### Problem to solve
Write out the entire listing below exactly as it appears, minus any pictures.
* START Records for this task *
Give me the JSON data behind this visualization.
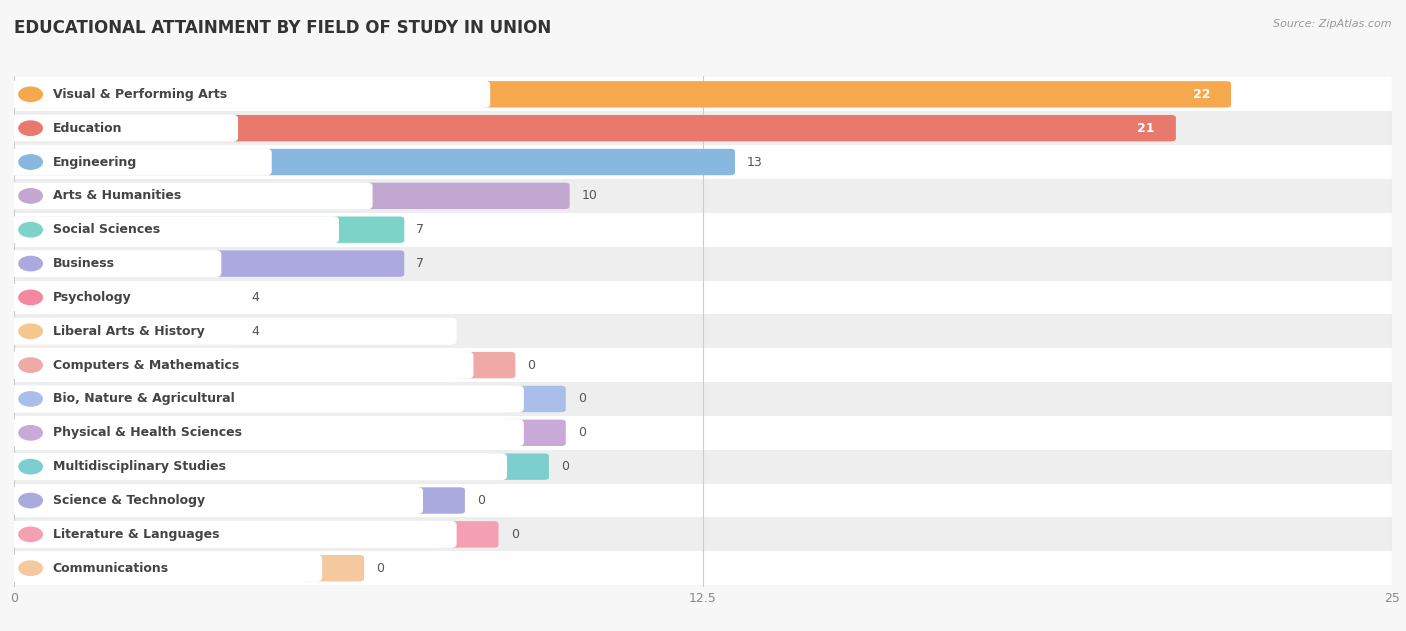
{
  "title": "EDUCATIONAL ATTAINMENT BY FIELD OF STUDY IN UNION",
  "source": "Source: ZipAtlas.com",
  "categories": [
    "Visual & Performing Arts",
    "Education",
    "Engineering",
    "Arts & Humanities",
    "Social Sciences",
    "Business",
    "Psychology",
    "Liberal Arts & History",
    "Computers & Mathematics",
    "Bio, Nature & Agricultural",
    "Physical & Health Sciences",
    "Multidisciplinary Studies",
    "Science & Technology",
    "Literature & Languages",
    "Communications"
  ],
  "values": [
    22,
    21,
    13,
    10,
    7,
    7,
    4,
    4,
    0,
    0,
    0,
    0,
    0,
    0,
    0
  ],
  "bar_colors": [
    "#F5A84D",
    "#E8796C",
    "#88B7DF",
    "#C2A7D0",
    "#7DD3C7",
    "#ABA9DF",
    "#F587A0",
    "#F5C78D",
    "#EFAAA8",
    "#A9BFEA",
    "#C8A9D8",
    "#7DCFCF",
    "#AAAADE",
    "#F5A0B2",
    "#F5C89E"
  ],
  "xlim": [
    0,
    25
  ],
  "xticks": [
    0,
    12.5,
    25
  ],
  "background_color": "#f7f7f7",
  "title_fontsize": 12,
  "label_fontsize": 9,
  "value_fontsize": 9
}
* END Records for this task *
### Written answer
Give me the JSON data behind this visualization.
{
  "title": "EDUCATIONAL ATTAINMENT BY FIELD OF STUDY IN UNION",
  "source": "Source: ZipAtlas.com",
  "categories": [
    "Visual & Performing Arts",
    "Education",
    "Engineering",
    "Arts & Humanities",
    "Social Sciences",
    "Business",
    "Psychology",
    "Liberal Arts & History",
    "Computers & Mathematics",
    "Bio, Nature & Agricultural",
    "Physical & Health Sciences",
    "Multidisciplinary Studies",
    "Science & Technology",
    "Literature & Languages",
    "Communications"
  ],
  "values": [
    22,
    21,
    13,
    10,
    7,
    7,
    4,
    4,
    0,
    0,
    0,
    0,
    0,
    0,
    0
  ],
  "bar_colors": [
    "#F5A84D",
    "#E8796C",
    "#88B7DF",
    "#C2A7D0",
    "#7DD3C7",
    "#ABA9DF",
    "#F587A0",
    "#F5C78D",
    "#EFAAA8",
    "#A9BFEA",
    "#C8A9D8",
    "#7DCFCF",
    "#AAAADE",
    "#F5A0B2",
    "#F5C89E"
  ],
  "xlim": [
    0,
    25
  ],
  "xticks": [
    0,
    12.5,
    25
  ],
  "background_color": "#f7f7f7",
  "title_fontsize": 12,
  "label_fontsize": 9,
  "value_fontsize": 9
}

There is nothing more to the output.